What follows is a set of entries. Give them again exactly, without the pictures.
++++ Material provided
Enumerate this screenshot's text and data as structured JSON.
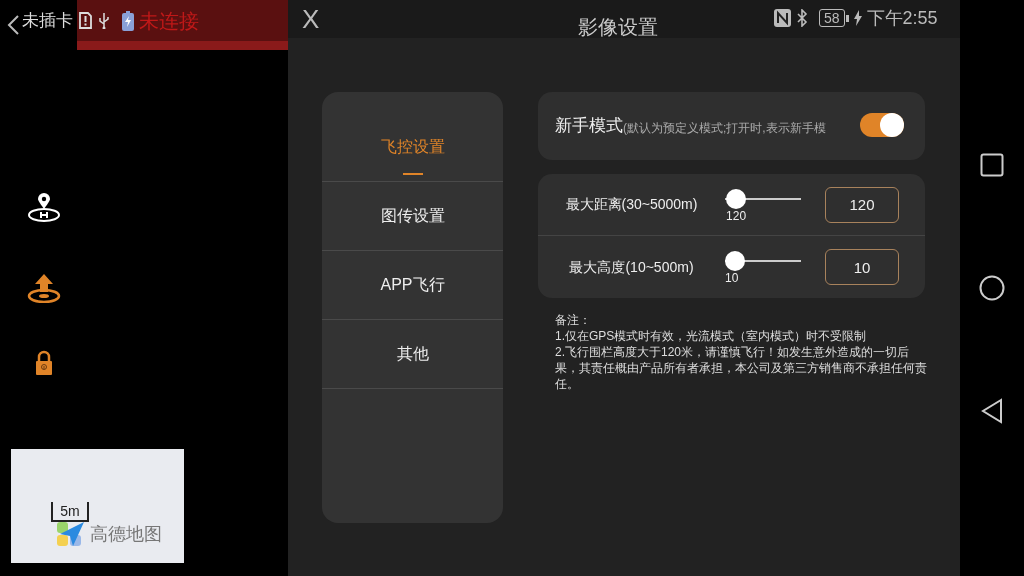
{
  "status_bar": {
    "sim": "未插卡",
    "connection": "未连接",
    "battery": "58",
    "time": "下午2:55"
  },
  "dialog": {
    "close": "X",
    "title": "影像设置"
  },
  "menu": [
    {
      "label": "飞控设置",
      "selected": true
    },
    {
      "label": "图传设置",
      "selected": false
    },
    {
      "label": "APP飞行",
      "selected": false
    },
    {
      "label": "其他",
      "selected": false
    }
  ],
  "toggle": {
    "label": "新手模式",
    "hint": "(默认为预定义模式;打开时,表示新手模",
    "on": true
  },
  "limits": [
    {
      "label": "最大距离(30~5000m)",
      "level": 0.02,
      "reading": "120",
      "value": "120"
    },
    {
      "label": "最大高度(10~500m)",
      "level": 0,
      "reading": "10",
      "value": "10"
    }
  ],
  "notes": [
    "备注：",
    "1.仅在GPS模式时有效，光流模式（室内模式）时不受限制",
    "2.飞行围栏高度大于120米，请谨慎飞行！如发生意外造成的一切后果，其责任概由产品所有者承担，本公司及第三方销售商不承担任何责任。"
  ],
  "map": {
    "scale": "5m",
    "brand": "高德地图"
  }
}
++++++++
§ Answer to this problem
Enumerate this screenshot's text and data as structured JSON.
{
  "status_bar": {
    "sim": "未插卡",
    "connection": "未连接",
    "battery": "58",
    "time": "下午2:55"
  },
  "dialog": {
    "close": "X",
    "title": "影像设置"
  },
  "menu": [
    {
      "label": "飞控设置",
      "selected": true
    },
    {
      "label": "图传设置",
      "selected": false
    },
    {
      "label": "APP飞行",
      "selected": false
    },
    {
      "label": "其他",
      "selected": false
    }
  ],
  "toggle": {
    "label": "新手模式",
    "hint": "(默认为预定义模式;打开时,表示新手模",
    "on": true
  },
  "limits": [
    {
      "label": "最大距离(30~5000m)",
      "level": 0.02,
      "reading": "120",
      "value": "120"
    },
    {
      "label": "最大高度(10~500m)",
      "level": 0,
      "reading": "10",
      "value": "10"
    }
  ],
  "notes": [
    "备注：",
    "1.仅在GPS模式时有效，光流模式（室内模式）时不受限制",
    "2.飞行围栏高度大于120米，请谨慎飞行！如发生意外造成的一切后果，其责任概由产品所有者承担，本公司及第三方销售商不承担任何责任。"
  ],
  "map": {
    "scale": "5m",
    "brand": "高德地图"
  }
}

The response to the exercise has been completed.